- [WHAT IS REQUIRED]: Pull out every line below that contains the word "caption".

Stored entries
————
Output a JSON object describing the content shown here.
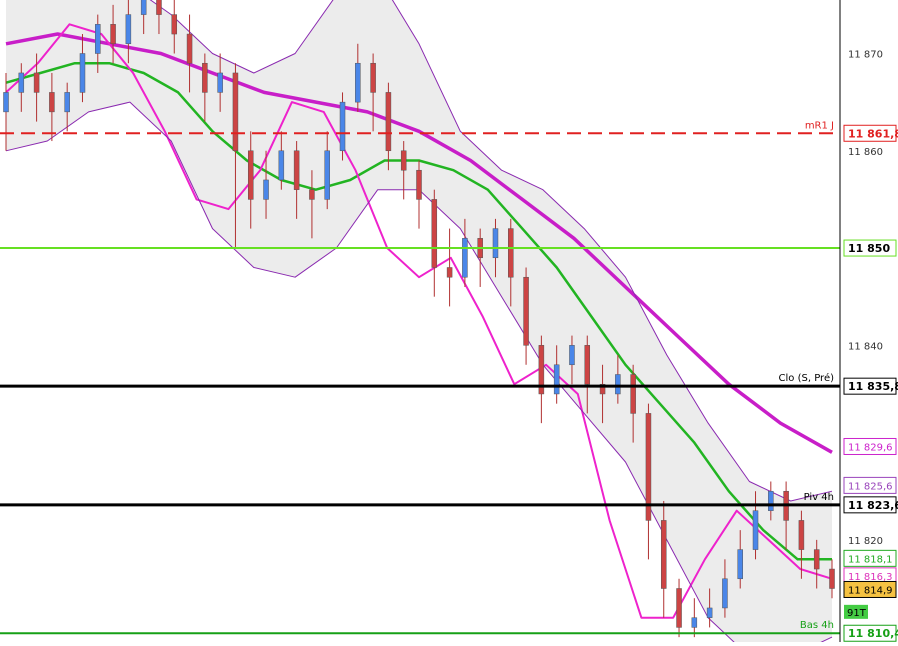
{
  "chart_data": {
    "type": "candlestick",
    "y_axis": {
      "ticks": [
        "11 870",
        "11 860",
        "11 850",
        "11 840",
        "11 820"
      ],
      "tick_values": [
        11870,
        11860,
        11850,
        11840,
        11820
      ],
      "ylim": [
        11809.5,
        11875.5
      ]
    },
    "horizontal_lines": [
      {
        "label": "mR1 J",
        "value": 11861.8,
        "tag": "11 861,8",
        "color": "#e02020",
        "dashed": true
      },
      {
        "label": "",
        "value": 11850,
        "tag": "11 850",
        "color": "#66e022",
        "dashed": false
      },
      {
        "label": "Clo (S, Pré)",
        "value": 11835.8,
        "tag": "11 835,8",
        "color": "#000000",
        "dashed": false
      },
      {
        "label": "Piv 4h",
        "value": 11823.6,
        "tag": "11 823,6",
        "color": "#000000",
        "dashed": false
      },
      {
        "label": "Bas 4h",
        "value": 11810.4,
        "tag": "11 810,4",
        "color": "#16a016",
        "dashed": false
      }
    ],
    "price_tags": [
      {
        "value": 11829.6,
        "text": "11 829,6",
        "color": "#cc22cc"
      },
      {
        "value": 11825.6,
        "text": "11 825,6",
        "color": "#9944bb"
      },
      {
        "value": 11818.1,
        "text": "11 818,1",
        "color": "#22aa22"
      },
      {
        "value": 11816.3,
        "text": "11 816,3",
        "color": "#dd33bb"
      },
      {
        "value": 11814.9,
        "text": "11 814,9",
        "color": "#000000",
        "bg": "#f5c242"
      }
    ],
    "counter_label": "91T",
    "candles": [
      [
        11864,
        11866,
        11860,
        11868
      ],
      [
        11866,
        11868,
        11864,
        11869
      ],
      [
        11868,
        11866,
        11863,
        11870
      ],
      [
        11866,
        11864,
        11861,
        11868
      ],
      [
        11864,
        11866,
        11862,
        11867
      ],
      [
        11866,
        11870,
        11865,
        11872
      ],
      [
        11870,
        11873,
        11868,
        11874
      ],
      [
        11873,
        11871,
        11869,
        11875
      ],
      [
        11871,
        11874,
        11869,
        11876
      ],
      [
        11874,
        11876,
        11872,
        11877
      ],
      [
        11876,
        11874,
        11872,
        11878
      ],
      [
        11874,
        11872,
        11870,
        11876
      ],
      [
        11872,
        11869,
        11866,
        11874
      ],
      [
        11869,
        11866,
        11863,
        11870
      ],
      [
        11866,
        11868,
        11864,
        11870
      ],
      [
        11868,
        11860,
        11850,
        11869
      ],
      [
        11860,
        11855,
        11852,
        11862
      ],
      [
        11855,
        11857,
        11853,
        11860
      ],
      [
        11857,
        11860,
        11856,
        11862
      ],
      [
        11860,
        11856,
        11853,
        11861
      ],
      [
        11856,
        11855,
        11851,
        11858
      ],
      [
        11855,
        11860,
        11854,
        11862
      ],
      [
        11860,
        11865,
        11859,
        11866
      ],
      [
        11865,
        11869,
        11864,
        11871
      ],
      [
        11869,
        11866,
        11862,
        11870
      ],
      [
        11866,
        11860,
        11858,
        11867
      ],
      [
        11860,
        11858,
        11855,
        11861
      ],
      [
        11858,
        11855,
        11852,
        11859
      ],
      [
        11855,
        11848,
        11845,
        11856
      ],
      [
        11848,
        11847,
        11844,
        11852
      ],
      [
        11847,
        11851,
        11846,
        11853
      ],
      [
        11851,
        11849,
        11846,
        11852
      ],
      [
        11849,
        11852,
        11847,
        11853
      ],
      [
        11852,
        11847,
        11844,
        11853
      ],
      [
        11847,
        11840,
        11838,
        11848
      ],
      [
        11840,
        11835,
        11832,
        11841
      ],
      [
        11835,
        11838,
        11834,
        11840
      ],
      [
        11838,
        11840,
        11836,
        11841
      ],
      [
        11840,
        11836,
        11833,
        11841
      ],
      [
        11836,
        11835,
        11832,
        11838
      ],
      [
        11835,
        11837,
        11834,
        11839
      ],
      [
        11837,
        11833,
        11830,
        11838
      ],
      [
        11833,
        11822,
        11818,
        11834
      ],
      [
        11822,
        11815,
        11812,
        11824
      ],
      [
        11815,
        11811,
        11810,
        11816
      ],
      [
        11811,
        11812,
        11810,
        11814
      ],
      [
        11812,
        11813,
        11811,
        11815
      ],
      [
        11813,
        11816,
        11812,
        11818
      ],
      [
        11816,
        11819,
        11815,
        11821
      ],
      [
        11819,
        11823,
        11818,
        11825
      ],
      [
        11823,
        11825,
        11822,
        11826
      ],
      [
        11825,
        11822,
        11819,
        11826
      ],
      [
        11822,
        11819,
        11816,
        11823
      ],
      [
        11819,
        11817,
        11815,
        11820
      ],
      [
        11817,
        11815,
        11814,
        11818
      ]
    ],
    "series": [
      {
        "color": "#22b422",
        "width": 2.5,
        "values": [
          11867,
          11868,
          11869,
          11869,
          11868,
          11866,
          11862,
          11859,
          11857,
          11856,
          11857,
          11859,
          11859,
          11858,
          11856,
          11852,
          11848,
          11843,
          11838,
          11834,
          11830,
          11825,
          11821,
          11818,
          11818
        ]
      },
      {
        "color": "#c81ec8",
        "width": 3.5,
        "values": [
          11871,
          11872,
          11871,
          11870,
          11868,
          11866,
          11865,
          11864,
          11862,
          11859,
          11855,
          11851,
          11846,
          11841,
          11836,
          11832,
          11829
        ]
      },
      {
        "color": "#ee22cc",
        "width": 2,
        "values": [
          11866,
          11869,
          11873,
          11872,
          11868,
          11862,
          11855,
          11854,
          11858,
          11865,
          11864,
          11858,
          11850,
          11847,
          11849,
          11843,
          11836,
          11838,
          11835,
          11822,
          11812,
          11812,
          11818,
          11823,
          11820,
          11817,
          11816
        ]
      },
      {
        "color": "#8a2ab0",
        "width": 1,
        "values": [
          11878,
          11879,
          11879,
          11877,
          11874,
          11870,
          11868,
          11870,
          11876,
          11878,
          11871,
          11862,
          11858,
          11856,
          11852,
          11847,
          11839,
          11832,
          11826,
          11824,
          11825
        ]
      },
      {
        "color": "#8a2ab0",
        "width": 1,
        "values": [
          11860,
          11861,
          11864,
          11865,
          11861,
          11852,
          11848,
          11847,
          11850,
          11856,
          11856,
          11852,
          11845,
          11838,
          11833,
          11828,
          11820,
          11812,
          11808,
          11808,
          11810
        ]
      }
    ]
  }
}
————
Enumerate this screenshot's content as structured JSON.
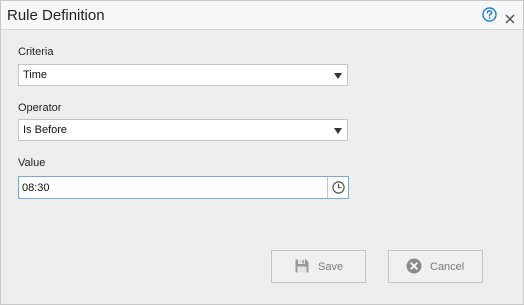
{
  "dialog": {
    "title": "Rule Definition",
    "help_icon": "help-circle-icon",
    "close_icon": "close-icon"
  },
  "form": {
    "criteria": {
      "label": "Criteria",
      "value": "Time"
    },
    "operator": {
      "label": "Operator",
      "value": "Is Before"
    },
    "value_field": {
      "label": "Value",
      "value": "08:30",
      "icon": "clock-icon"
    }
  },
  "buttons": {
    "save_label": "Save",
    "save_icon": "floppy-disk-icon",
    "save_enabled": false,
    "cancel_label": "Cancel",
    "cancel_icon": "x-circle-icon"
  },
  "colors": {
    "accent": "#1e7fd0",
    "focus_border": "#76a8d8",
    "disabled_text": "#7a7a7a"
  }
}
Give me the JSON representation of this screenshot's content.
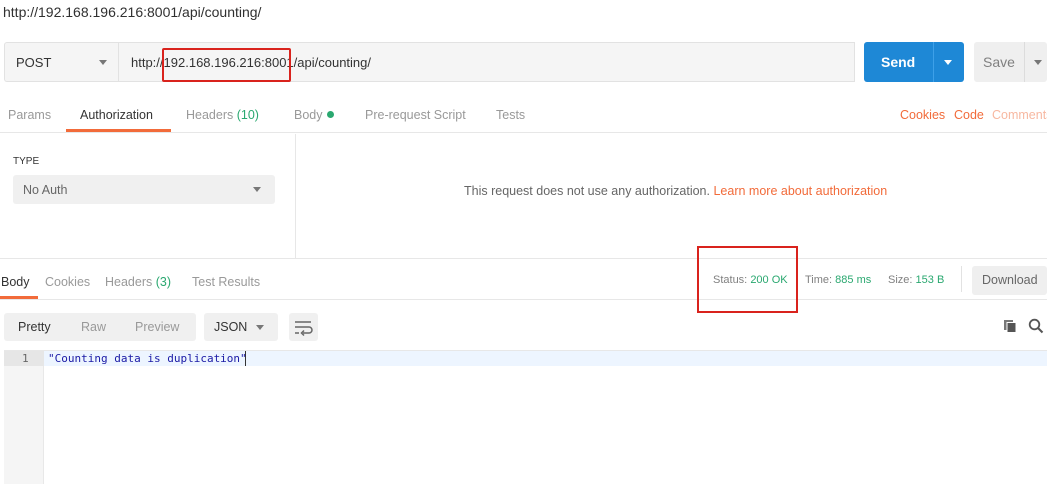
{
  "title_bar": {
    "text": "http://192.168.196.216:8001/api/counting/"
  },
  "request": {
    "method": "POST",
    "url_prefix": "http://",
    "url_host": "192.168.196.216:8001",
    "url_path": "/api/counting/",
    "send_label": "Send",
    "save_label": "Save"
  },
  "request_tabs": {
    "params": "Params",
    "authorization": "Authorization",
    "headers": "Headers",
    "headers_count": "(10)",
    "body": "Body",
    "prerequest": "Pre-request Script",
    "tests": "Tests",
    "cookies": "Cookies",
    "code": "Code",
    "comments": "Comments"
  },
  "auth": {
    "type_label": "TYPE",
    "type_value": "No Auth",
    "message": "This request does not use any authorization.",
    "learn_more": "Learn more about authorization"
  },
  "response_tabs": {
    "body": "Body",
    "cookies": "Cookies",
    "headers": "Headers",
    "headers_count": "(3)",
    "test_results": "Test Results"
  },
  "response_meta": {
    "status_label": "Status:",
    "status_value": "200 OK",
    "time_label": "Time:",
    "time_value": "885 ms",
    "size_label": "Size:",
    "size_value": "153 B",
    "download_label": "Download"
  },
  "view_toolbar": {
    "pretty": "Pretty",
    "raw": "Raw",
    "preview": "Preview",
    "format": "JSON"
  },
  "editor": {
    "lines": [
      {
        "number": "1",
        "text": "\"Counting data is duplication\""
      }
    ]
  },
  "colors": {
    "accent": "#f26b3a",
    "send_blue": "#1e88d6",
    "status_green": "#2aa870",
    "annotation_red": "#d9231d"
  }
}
————
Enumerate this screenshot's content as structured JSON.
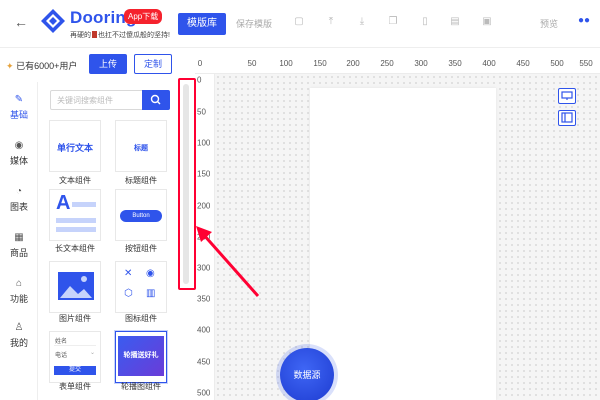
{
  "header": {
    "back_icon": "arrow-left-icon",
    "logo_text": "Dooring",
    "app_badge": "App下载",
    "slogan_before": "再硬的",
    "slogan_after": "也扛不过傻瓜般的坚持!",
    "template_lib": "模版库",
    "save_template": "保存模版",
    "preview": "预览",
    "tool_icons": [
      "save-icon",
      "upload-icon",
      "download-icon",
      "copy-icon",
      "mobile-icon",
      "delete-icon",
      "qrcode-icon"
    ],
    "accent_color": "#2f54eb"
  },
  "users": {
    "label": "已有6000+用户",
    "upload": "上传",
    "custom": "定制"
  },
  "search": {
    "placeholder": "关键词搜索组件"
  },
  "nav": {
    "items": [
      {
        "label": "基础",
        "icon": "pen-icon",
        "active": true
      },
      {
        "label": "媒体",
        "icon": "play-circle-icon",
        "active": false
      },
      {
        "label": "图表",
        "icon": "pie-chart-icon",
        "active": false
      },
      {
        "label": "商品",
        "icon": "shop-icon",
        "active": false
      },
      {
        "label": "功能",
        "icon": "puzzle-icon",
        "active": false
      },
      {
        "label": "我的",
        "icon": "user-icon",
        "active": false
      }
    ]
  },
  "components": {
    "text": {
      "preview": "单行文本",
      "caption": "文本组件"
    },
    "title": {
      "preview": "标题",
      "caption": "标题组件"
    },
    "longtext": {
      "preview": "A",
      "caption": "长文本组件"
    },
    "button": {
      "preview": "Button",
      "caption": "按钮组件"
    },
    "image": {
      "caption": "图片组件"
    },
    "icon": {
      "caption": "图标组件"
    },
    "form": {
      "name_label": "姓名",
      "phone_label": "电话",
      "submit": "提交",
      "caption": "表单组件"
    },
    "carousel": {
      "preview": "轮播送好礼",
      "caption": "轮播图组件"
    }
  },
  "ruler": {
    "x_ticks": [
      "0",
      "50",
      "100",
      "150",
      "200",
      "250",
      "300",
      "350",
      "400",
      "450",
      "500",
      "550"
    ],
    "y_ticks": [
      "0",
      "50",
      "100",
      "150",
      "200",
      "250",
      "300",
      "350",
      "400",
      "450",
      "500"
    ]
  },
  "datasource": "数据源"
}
————
- [ANSWER FOR THE TASK]:
      "caption": "文本组件"
      "caption": "标题组件"
      "caption": "长文本组件"
      "caption": "按钮组件"
      "caption": "图片组件"
      "caption": "图标组件"
      "caption": "表单组件"
      "caption": "轮播图组件"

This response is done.